TASK INPUTS:
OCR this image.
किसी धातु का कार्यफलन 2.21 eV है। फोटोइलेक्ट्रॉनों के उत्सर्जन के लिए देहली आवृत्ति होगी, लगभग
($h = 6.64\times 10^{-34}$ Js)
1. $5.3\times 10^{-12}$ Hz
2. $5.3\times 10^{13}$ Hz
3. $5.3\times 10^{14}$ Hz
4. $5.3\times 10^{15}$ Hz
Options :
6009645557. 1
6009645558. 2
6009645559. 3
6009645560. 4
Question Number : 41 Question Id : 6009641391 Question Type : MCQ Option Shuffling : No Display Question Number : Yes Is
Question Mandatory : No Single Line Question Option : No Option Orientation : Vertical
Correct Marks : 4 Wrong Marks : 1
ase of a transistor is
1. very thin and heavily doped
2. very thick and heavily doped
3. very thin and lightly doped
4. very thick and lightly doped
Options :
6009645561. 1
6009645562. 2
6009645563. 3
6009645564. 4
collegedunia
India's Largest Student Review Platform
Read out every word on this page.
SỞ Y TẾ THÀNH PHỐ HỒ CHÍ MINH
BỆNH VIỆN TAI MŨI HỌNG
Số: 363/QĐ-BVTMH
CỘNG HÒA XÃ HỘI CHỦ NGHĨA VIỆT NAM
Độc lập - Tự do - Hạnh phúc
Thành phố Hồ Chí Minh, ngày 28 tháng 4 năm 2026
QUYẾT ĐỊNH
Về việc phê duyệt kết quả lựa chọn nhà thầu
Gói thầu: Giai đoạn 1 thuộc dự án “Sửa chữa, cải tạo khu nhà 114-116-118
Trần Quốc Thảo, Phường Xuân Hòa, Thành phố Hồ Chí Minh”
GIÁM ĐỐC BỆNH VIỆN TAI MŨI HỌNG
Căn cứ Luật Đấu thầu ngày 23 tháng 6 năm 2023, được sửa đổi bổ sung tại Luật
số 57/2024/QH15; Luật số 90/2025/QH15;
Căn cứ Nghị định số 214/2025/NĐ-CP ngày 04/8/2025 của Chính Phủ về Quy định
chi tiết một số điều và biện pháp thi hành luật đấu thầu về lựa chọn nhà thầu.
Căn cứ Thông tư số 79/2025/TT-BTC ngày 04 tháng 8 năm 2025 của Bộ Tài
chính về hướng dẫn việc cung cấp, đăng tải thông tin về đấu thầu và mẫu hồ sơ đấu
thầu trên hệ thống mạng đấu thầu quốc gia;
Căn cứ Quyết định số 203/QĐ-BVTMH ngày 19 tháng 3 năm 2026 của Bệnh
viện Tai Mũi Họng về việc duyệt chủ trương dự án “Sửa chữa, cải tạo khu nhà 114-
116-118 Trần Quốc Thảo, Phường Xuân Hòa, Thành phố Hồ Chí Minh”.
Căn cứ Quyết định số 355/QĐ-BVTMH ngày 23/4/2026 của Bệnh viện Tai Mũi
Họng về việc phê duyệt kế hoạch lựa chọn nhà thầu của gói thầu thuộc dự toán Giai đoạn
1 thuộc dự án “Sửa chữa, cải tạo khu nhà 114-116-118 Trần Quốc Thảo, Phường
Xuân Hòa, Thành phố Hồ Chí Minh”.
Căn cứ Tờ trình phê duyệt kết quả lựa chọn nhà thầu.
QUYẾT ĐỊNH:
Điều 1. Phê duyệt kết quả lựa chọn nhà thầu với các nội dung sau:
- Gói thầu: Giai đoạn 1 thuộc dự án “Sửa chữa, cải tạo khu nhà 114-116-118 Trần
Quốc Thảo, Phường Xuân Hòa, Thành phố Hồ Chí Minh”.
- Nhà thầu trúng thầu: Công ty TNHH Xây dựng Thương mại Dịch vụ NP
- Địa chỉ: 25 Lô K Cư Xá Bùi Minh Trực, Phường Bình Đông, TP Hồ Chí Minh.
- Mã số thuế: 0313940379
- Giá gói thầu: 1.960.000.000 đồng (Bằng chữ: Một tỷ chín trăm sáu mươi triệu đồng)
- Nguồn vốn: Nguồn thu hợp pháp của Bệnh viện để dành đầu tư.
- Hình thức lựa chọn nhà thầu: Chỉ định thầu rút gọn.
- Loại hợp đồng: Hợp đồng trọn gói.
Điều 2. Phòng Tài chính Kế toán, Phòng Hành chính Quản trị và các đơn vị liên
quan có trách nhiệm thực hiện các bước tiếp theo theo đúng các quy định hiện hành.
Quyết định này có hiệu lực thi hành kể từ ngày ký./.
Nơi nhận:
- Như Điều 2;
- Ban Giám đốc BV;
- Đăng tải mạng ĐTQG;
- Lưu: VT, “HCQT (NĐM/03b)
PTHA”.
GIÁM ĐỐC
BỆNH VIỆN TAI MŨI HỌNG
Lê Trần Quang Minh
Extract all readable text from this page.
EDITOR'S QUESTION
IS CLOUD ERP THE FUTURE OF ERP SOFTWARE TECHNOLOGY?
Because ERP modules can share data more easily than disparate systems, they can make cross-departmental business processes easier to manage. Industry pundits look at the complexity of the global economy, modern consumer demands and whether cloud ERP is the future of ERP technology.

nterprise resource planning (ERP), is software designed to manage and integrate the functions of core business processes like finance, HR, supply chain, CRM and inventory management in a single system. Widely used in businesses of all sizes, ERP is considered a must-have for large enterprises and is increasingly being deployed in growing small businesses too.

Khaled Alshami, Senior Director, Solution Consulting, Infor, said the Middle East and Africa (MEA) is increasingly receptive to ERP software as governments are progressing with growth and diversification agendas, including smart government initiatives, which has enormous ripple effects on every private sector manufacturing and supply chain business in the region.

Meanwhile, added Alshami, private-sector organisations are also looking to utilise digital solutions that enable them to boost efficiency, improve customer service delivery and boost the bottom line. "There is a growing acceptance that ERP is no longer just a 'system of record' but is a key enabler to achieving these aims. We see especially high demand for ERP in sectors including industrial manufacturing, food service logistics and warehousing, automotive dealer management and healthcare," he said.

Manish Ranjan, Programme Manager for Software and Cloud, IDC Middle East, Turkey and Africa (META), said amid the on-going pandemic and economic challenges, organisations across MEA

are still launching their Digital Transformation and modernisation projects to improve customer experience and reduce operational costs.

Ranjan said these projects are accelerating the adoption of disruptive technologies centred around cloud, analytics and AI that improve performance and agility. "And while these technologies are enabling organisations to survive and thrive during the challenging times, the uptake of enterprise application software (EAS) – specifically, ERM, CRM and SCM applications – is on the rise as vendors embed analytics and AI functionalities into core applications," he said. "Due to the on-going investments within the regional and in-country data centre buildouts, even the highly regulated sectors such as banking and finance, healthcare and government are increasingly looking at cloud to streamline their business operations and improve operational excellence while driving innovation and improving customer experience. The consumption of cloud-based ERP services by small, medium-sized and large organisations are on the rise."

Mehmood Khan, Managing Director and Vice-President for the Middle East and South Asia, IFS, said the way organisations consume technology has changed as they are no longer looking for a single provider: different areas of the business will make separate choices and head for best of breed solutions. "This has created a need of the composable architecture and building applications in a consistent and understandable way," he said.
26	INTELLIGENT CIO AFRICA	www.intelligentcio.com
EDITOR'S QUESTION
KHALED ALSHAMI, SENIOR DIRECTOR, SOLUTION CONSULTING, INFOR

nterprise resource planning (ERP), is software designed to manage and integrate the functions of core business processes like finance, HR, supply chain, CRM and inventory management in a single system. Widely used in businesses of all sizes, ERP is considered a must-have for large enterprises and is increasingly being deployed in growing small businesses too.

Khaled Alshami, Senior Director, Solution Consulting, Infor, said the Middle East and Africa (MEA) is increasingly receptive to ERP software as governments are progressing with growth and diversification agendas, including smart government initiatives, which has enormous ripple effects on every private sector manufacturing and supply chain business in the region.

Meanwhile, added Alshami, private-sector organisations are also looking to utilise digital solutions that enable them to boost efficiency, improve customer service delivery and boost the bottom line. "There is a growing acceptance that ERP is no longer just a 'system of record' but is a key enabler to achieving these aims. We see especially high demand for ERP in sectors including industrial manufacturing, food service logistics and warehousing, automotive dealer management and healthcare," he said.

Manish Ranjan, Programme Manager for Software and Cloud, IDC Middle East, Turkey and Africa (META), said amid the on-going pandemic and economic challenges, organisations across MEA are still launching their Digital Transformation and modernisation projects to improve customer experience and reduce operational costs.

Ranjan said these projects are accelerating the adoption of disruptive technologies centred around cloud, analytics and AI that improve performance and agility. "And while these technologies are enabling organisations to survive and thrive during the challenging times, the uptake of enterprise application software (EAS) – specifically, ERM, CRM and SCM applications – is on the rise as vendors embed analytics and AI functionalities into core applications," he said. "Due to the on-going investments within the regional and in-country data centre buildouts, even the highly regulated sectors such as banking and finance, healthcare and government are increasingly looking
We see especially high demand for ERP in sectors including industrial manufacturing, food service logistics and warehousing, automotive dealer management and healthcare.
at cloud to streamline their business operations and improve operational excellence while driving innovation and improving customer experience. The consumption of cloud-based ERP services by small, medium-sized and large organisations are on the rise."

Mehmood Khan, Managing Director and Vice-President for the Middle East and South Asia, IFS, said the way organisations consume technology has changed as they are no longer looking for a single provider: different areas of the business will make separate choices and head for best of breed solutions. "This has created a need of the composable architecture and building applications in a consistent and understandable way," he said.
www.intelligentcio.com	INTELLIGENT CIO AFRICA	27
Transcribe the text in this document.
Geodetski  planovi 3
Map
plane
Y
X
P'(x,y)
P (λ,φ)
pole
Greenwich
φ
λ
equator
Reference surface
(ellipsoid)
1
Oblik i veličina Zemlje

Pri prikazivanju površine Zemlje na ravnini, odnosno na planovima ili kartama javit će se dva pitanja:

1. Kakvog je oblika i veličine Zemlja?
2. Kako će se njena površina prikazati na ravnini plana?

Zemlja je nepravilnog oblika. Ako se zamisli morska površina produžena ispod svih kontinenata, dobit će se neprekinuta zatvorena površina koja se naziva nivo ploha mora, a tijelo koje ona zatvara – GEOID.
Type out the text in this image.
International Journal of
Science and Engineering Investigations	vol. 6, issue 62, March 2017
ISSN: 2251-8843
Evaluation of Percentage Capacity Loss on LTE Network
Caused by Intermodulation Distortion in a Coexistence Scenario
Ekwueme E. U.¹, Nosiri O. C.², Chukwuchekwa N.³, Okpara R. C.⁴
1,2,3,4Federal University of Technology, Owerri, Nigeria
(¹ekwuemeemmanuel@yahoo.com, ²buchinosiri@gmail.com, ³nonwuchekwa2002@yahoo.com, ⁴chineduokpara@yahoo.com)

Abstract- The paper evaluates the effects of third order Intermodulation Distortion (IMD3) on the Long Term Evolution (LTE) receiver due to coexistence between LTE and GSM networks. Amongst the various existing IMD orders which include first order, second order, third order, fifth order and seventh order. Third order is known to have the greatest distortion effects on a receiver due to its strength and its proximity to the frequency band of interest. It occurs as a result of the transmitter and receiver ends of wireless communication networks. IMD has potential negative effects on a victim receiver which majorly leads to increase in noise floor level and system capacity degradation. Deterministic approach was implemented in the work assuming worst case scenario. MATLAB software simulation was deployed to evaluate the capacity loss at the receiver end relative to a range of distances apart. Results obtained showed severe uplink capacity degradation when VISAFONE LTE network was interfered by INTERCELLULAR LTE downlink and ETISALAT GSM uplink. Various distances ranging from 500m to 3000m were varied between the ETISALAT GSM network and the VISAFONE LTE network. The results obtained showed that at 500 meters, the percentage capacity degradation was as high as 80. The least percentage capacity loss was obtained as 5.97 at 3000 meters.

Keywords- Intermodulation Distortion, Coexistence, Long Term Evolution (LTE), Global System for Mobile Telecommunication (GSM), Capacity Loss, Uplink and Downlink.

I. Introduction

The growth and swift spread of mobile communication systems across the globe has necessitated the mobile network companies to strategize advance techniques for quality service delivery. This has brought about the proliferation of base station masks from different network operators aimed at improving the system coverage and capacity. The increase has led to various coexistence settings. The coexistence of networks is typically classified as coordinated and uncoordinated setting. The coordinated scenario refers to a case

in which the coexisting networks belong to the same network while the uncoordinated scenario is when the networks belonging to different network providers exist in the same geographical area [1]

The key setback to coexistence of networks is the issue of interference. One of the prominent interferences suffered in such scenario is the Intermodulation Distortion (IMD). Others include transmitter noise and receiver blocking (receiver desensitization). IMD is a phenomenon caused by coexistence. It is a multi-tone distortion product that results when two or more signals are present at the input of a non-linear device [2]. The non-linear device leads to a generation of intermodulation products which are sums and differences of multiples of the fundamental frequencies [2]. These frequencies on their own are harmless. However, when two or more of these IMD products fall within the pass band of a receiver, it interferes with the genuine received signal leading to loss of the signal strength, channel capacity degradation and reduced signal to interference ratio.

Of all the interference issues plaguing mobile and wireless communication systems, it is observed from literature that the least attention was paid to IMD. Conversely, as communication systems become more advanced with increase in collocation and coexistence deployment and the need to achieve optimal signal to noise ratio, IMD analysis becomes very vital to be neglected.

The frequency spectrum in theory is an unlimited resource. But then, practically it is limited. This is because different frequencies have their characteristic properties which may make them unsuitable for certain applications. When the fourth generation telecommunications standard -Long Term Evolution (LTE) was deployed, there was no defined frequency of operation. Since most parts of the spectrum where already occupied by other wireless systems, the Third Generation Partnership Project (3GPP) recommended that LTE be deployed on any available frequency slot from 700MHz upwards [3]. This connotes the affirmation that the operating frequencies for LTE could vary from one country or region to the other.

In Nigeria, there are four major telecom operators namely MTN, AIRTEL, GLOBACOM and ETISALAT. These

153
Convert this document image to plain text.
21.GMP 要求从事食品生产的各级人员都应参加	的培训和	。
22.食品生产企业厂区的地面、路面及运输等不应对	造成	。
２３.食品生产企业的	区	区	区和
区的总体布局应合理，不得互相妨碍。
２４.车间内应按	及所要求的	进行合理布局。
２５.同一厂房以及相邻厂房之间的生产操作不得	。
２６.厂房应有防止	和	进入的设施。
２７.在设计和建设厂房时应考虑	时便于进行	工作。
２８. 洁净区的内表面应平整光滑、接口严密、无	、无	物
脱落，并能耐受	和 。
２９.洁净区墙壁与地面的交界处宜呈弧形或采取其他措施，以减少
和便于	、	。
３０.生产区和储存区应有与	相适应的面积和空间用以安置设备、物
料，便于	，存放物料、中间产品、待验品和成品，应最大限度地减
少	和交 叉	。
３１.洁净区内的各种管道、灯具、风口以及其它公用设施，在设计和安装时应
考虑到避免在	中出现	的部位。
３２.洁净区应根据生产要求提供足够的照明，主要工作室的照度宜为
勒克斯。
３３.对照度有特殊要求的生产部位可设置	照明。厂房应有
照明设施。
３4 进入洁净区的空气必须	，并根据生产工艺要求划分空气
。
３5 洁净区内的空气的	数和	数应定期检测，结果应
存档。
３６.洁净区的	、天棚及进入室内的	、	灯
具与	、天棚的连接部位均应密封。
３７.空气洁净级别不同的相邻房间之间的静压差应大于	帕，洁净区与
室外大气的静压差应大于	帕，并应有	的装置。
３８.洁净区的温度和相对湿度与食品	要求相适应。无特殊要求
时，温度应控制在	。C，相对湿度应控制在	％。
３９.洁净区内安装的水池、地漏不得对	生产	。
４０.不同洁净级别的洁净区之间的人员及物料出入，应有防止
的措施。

YOUR OBJECTIVE:
Copy all lines from the material that hold "INTELLIGENT".

SOLUTION:
26	INTELLIGENT CIO AFRICA	www.intelligentcio.com
www.intelligentcio.com	INTELLIGENT CIO AFRICA	27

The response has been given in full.